TEXTE SOURCE ->
──────────────────────────────

Interview : Natacha Larmurier
Pour introduire l’interview, pouvez-vous dire deux mots sur la manière dont vous avez connu le prix, décidé de candidater, et réagi lorsque vous avez su que vous étiez sélectionnée ?
J’ai découvert le Prix des Auteurs Inconnus sur Instagram quelques semaines après la sortie de La valise et j’ai immédiatement décidé de tenter ma chance. Ce prix offre une chance unique de se faire connaître en tant qu’autrice et de pouvoir partager son travail. En apprenant ma sélection dans la catégorie Littérature blanche, j’ai ressenti beaucoup d’émotions : de la surprise tout d’abord puis une immense joie mais aussi un peu d’appréhension à l’idée d’être lue par les membres du jury.
La valise est votre premier roman. Comment s’est fait le chemin qui vous a amenée à écrire pour être lue ?
C’est un concours d’histoire qui m’a permis de sauter le pas de l’écriture car je n’avais jusque-là encore jamais trouvé le bon moment pour entamer un roman ni le bon sujet. J’enseigne l’anglais dans un collège où je coanime depuis sept ans un atelier portant sur la Seconde Guerre mondiale, période qui m’intéresse tout particulièrement et qu’il me semble crucial d’étudier. L’objectif est de préparer des élèves de 3e au Concours National de la Résistance et de la Déportation (CNRD). Les recherches que j’ai menées ainsi que les nombreuses rencontres et visites de lieux de mémoire que j’ai eu la chance d’effectuer dans le cadre de cet atelier ont nourri mon imaginaire. En m’asseyant un jour dans un TGV en direction du sud de la France, j’ai ouvert mon ordinateur et j’ai commencé à écrire l’une des premières scènes du roman : la rencontre dans un train d’une enseignante et d’une vieille dame encombrée d’une valise au contenu mystérieux. Une fois cette scène terminée, j’ai poursuivi avec une autre et encore une autre. Très vite, l’idée d’un roman choral s’est imposée, permettant d’une part d’alterner les points de vue et d’autre part de situer le roman à trois périodes différentes. Encouragée par mes proches et cette histoire que je portais en moi, je ne me suis plus jamais arrêtée et deux ans plus tard, La valise était terminé.

──────────────────────────────

JEU DE DONNÉES ->
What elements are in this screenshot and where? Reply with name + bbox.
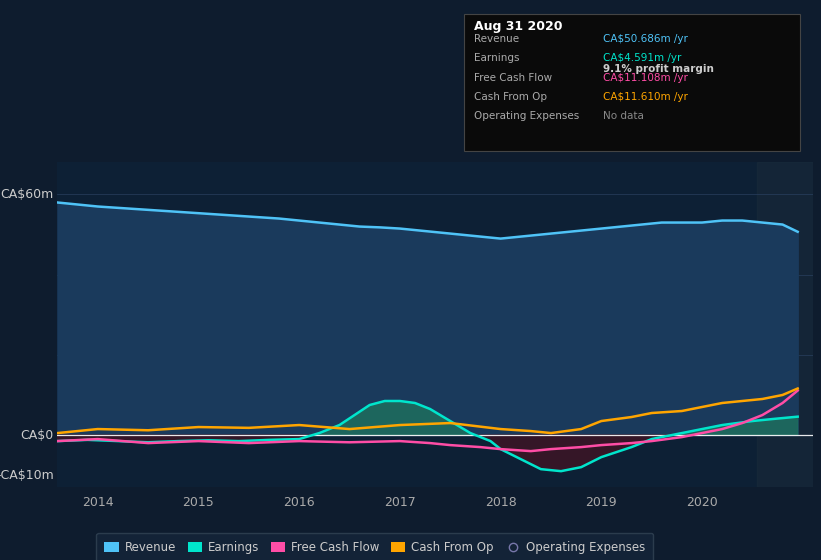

──────────────────────────────

CONSIGNE ->
Recopiez mot pour mot le passage de l'interview qui va de « Interview : Natacha » jusqu'à « pour être lue ? ». Servez-vous uniquement de l'interview.

RÉSULTAT ATTENDU ->
Interview : Natacha Larmurier
Pour introduire l’interview, pouvez-vous dire deux mots sur la manière dont vous avez connu le prix, décidé de candidater, et réagi lorsque vous avez su que vous étiez sélectionnée ?
J’ai découvert le Prix des Auteurs Inconnus sur Instagram quelques semaines après la sortie de La valise et j’ai immédiatement décidé de tenter ma chance. Ce prix offre une chance unique de se faire connaître en tant qu’autrice et de pouvoir partager son travail. En apprenant ma sélection dans la catégorie Littérature blanche, j’ai ressenti beaucoup d’émotions : de la surprise tout d’abord puis une immense joie mais aussi un peu d’appréhension à l’idée d’être lue par les membres du jury.
La valise est votre premier roman. Comment s’est fait le chemin qui vous a amenée à écrire pour être lue ?